### [Written problem]
Rewrite the lines of the material with every "colorbar-tick-label" renamed to "legend-tick-label", leaving all other text unchanged.

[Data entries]
###
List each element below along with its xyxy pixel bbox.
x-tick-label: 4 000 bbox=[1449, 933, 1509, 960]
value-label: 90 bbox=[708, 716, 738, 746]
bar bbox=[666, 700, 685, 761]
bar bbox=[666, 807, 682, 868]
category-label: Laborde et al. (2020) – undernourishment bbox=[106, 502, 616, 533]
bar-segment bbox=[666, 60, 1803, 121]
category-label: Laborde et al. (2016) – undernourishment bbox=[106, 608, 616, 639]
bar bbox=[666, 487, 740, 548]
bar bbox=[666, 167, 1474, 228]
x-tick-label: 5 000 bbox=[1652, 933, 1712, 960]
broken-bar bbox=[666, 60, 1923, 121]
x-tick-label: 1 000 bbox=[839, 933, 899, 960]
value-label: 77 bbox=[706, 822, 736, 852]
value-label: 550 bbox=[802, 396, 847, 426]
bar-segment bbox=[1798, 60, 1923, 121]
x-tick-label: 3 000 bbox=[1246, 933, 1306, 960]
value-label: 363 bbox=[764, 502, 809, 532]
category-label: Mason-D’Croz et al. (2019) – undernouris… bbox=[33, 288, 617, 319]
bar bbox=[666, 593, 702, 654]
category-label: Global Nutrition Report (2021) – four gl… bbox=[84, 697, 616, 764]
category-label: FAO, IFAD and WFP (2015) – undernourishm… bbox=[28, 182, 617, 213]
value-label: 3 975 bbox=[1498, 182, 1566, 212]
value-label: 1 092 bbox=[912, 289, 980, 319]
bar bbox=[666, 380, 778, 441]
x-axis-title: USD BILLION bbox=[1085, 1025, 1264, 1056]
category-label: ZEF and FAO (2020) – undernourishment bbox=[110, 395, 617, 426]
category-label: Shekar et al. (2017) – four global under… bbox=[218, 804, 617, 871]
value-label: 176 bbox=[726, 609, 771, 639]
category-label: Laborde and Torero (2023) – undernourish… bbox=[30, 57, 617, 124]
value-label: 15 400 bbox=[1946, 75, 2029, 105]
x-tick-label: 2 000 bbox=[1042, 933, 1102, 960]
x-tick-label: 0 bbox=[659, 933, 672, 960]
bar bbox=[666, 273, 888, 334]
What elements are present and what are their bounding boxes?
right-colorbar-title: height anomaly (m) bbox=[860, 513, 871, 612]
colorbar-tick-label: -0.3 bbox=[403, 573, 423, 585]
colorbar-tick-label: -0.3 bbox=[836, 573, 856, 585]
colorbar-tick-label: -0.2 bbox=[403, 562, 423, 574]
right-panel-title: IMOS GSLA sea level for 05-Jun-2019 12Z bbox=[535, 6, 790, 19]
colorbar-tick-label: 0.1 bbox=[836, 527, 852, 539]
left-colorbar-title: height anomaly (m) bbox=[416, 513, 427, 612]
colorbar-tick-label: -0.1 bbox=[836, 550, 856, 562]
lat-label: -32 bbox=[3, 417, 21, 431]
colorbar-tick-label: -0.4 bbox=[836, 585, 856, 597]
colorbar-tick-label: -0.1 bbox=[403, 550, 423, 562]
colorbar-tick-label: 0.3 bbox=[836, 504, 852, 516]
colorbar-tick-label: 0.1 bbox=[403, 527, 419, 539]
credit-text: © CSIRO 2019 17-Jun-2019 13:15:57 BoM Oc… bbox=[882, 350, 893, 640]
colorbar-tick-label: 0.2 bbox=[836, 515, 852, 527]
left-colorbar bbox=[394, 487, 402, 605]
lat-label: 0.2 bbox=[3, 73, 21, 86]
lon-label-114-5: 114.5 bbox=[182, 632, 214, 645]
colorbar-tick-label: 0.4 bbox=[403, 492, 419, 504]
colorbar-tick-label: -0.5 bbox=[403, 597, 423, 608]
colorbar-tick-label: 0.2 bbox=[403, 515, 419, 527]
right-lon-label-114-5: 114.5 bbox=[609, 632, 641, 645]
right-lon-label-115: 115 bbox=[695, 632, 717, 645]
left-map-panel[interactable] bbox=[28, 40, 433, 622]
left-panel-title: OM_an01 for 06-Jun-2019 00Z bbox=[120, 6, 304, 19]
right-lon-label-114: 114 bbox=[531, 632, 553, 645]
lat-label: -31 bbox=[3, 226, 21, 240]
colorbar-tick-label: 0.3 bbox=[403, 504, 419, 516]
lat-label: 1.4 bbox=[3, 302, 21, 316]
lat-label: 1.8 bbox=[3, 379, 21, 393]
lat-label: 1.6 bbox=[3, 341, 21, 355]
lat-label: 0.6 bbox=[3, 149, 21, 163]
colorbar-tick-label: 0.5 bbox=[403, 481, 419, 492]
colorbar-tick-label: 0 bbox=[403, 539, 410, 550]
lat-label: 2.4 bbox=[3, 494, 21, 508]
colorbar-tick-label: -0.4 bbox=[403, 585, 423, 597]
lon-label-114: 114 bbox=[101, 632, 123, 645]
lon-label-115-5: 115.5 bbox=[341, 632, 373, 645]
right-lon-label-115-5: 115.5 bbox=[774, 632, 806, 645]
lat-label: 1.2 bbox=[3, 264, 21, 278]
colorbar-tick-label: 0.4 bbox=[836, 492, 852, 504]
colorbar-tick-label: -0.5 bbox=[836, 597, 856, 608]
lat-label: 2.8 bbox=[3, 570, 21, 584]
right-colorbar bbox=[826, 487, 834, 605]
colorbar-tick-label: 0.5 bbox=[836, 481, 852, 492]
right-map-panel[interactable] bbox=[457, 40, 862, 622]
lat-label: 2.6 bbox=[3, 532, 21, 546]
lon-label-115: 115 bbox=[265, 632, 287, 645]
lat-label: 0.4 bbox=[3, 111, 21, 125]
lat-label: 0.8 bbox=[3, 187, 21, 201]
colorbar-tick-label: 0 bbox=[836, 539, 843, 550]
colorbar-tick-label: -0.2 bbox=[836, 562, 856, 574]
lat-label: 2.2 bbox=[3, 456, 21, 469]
###
### [Reply to the exercise]
List each element below along with its xyxy pixel bbox.
x-tick-label: 4 000 bbox=[1449, 933, 1509, 960]
value-label: 90 bbox=[708, 716, 738, 746]
bar bbox=[666, 700, 685, 761]
bar bbox=[666, 807, 682, 868]
category-label: Laborde et al. (2020) – undernourishment bbox=[106, 502, 616, 533]
bar-segment bbox=[666, 60, 1803, 121]
category-label: Laborde et al. (2016) – undernourishment bbox=[106, 608, 616, 639]
bar bbox=[666, 487, 740, 548]
bar bbox=[666, 167, 1474, 228]
x-tick-label: 5 000 bbox=[1652, 933, 1712, 960]
broken-bar bbox=[666, 60, 1923, 121]
x-tick-label: 1 000 bbox=[839, 933, 899, 960]
value-label: 77 bbox=[706, 822, 736, 852]
value-label: 550 bbox=[802, 396, 847, 426]
bar-segment bbox=[1798, 60, 1923, 121]
x-tick-label: 3 000 bbox=[1246, 933, 1306, 960]
value-label: 363 bbox=[764, 502, 809, 532]
category-label: Mason-D’Croz et al. (2019) – undernouris… bbox=[33, 288, 617, 319]
bar bbox=[666, 593, 702, 654]
category-label: Global Nutrition Report (2021) – four gl… bbox=[84, 697, 616, 764]
category-label: FAO, IFAD and WFP (2015) – undernourishm… bbox=[28, 182, 617, 213]
value-label: 3 975 bbox=[1498, 182, 1566, 212]
value-label: 1 092 bbox=[912, 289, 980, 319]
bar bbox=[666, 380, 778, 441]
x-axis-title: USD BILLION bbox=[1085, 1025, 1264, 1056]
category-label: ZEF and FAO (2020) – undernourishment bbox=[110, 395, 617, 426]
category-label: Shekar et al. (2017) – four global under… bbox=[218, 804, 617, 871]
value-label: 176 bbox=[726, 609, 771, 639]
category-label: Laborde and Torero (2023) – undernourish… bbox=[30, 57, 617, 124]
value-label: 15 400 bbox=[1946, 75, 2029, 105]
x-tick-label: 2 000 bbox=[1042, 933, 1102, 960]
x-tick-label: 0 bbox=[659, 933, 672, 960]
bar bbox=[666, 273, 888, 334]
What elements are present and what are their bounding boxes?
right-colorbar-title: height anomaly (m) bbox=[860, 513, 871, 612]
legend-tick-label: -0.3 bbox=[403, 573, 423, 585]
legend-tick-label: -0.3 bbox=[836, 573, 856, 585]
legend-tick-label: -0.2 bbox=[403, 562, 423, 574]
right-panel-title: IMOS GSLA sea level for 05-Jun-2019 12Z bbox=[535, 6, 790, 19]
legend-tick-label: 0.1 bbox=[836, 527, 852, 539]
left-colorbar-title: height anomaly (m) bbox=[416, 513, 427, 612]
legend-tick-label: -0.1 bbox=[836, 550, 856, 562]
lat-label: -32 bbox=[3, 417, 21, 431]
legend-tick-label: -0.4 bbox=[836, 585, 856, 597]
legend-tick-label: -0.1 bbox=[403, 550, 423, 562]
legend-tick-label: 0.3 bbox=[836, 504, 852, 516]
legend-tick-label: 0.1 bbox=[403, 527, 419, 539]
credit-text: © CSIRO 2019 17-Jun-2019 13:15:57 BoM Oc… bbox=[882, 350, 893, 640]
legend-tick-label: 0.2 bbox=[836, 515, 852, 527]
left-colorbar bbox=[394, 487, 402, 605]
lat-label: 0.2 bbox=[3, 73, 21, 86]
lon-label-114-5: 114.5 bbox=[182, 632, 214, 645]
legend-tick-label: 0.4 bbox=[403, 492, 419, 504]
legend-tick-label: -0.5 bbox=[403, 597, 423, 608]
legend-tick-label: 0.2 bbox=[403, 515, 419, 527]
right-lon-label-114-5: 114.5 bbox=[609, 632, 641, 645]
right-lon-label-115: 115 bbox=[695, 632, 717, 645]
left-map-panel[interactable] bbox=[28, 40, 433, 622]
left-panel-title: OM_an01 for 06-Jun-2019 00Z bbox=[120, 6, 304, 19]
right-lon-label-114: 114 bbox=[531, 632, 553, 645]
lat-label: -31 bbox=[3, 226, 21, 240]
legend-tick-label: 0.3 bbox=[403, 504, 419, 516]
lat-label: 1.4 bbox=[3, 302, 21, 316]
lat-label: 1.8 bbox=[3, 379, 21, 393]
lat-label: 1.6 bbox=[3, 341, 21, 355]
lat-label: 0.6 bbox=[3, 149, 21, 163]
legend-tick-label: 0.5 bbox=[403, 481, 419, 492]
legend-tick-label: 0 bbox=[403, 539, 410, 550]
lat-label: 2.4 bbox=[3, 494, 21, 508]
legend-tick-label: -0.4 bbox=[403, 585, 423, 597]
lon-label-114: 114 bbox=[101, 632, 123, 645]
lon-label-115-5: 115.5 bbox=[341, 632, 373, 645]
right-lon-label-115-5: 115.5 bbox=[774, 632, 806, 645]
lat-label: 1.2 bbox=[3, 264, 21, 278]
legend-tick-label: 0.4 bbox=[836, 492, 852, 504]
legend-tick-label: -0.5 bbox=[836, 597, 856, 608]
lat-label: 2.8 bbox=[3, 570, 21, 584]
right-colorbar bbox=[826, 487, 834, 605]
legend-tick-label: 0.5 bbox=[836, 481, 852, 492]
right-map-panel[interactable] bbox=[457, 40, 862, 622]
lat-label: 2.6 bbox=[3, 532, 21, 546]
lon-label-115: 115 bbox=[265, 632, 287, 645]
lat-label: 0.4 bbox=[3, 111, 21, 125]
lat-label: 0.8 bbox=[3, 187, 21, 201]
legend-tick-label: 0 bbox=[836, 539, 843, 550]
legend-tick-label: -0.2 bbox=[836, 562, 856, 574]
lat-label: 2.2 bbox=[3, 456, 21, 469]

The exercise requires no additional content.